**SHORT TASK**: Give only the number of lines in the records that include the string "Отношение".

**MATERIAL FOR THIS EXERCISE**:

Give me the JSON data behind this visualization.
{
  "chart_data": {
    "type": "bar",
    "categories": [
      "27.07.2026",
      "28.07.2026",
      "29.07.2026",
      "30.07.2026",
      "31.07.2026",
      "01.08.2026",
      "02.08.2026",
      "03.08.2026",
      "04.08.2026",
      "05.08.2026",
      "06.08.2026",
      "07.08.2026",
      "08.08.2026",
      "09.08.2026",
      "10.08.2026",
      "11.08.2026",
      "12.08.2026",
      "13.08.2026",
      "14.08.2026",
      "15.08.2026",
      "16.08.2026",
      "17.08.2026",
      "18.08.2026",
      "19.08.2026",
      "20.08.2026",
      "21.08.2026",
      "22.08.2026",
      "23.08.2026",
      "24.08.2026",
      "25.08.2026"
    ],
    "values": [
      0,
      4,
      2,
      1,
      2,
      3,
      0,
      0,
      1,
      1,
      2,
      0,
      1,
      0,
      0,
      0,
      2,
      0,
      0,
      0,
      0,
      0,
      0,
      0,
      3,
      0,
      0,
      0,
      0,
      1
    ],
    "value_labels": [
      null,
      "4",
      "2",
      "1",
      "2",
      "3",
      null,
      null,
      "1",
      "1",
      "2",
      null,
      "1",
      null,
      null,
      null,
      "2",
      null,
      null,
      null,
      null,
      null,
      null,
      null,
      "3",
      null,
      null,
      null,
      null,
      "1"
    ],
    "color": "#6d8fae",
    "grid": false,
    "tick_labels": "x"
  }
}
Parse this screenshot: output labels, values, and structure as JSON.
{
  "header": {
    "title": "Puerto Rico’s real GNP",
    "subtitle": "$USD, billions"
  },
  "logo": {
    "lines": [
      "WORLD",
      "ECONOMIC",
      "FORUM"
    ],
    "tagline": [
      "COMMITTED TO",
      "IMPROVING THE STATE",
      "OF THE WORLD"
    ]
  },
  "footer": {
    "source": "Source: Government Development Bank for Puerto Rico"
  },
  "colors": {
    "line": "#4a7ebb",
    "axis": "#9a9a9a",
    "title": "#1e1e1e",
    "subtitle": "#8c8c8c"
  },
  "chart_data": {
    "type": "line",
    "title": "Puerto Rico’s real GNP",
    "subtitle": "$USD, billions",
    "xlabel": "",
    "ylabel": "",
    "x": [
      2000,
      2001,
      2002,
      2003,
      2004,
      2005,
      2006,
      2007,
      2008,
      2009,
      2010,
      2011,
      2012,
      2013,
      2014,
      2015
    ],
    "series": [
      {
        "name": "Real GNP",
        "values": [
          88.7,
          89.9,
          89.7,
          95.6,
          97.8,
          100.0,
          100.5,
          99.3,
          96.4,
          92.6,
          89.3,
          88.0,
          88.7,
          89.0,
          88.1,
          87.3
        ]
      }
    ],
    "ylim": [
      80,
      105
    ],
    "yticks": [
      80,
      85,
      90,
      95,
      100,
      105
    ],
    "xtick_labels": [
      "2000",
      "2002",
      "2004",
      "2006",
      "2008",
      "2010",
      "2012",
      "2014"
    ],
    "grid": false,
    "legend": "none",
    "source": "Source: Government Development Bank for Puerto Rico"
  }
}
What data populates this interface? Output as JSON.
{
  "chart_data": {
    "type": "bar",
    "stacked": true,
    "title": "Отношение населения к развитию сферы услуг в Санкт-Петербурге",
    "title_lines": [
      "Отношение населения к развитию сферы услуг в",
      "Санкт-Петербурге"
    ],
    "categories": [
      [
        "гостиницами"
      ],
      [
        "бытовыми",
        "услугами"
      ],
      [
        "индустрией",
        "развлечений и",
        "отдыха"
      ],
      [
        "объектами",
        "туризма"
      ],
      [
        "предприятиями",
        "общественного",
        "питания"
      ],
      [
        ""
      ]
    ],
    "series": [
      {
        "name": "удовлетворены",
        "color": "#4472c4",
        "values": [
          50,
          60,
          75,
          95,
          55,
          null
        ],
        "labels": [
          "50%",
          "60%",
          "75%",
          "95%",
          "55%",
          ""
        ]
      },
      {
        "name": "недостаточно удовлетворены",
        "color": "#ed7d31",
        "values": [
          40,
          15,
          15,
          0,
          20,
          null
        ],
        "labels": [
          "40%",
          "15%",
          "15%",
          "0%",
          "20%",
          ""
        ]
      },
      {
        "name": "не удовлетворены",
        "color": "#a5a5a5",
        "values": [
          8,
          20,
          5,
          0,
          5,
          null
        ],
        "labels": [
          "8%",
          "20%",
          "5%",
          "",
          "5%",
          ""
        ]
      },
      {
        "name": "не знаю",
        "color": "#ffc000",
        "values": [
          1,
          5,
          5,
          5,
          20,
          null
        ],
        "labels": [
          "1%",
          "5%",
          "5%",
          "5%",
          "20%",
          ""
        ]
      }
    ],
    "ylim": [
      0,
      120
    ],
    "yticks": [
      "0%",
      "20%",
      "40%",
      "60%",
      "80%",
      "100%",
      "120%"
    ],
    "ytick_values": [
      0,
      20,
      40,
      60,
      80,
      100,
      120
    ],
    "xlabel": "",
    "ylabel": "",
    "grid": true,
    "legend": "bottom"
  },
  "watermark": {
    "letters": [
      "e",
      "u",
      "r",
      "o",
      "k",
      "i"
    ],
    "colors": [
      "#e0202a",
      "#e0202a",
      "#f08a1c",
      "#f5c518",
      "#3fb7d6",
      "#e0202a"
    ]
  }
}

**COMPLETED EXERCISE**: 2